To do
Filter this data down to the lines that hold "ylabel", and copy them.

===== The data

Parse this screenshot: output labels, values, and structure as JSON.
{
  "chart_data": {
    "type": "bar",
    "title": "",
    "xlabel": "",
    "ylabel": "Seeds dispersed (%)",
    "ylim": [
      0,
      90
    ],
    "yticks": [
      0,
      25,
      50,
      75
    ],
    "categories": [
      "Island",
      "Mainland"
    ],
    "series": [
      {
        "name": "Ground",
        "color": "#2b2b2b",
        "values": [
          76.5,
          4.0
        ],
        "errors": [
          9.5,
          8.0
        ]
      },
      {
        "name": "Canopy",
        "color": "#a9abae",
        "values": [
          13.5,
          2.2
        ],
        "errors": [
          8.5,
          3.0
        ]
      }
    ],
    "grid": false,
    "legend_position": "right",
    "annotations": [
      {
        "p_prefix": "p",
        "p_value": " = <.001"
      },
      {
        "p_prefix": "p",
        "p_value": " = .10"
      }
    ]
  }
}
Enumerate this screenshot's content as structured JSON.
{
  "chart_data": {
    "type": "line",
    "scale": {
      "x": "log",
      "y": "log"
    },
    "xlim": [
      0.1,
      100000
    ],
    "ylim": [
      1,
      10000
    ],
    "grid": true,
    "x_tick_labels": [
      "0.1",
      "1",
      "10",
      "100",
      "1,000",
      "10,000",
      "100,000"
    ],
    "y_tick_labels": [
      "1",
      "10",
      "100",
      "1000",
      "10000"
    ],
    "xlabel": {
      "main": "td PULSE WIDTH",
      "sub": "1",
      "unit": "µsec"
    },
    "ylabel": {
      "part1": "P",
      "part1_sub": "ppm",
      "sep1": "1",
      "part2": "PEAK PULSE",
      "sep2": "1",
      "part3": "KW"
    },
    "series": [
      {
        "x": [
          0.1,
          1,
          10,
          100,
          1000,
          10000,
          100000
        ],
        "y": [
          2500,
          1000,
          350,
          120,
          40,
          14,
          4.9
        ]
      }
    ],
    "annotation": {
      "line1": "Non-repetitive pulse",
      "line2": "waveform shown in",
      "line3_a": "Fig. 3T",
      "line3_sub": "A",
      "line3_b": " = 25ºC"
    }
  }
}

==========
===== The data

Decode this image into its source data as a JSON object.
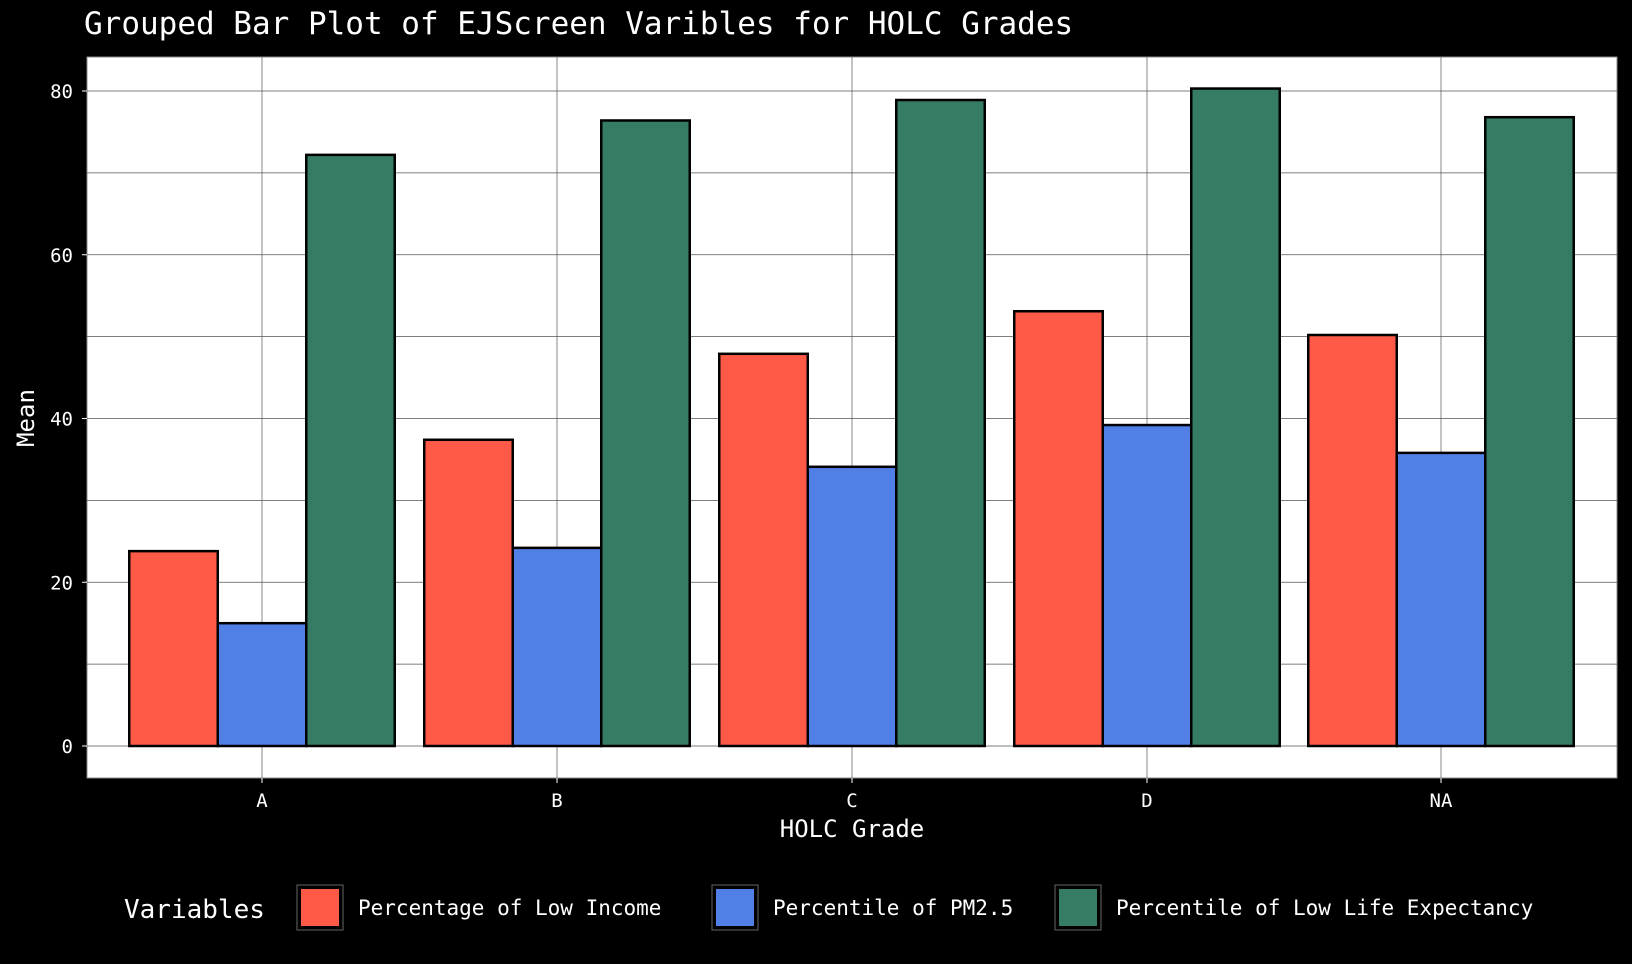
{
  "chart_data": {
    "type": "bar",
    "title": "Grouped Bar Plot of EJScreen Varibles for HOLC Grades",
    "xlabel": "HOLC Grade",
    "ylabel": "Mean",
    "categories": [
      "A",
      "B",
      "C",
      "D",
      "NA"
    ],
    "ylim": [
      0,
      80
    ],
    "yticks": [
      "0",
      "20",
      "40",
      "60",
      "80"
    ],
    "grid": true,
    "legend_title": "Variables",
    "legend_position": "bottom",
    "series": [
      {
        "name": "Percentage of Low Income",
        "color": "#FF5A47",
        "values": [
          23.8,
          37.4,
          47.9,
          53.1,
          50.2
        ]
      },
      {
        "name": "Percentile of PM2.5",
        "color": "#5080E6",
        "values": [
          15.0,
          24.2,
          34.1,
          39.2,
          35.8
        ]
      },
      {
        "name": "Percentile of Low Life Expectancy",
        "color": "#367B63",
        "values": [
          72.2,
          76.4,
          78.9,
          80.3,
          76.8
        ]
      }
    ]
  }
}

==========

Written response
    "ylabel": "Seeds dispersed (%)",
    "ylabel": {
    "ylabel": "Mean",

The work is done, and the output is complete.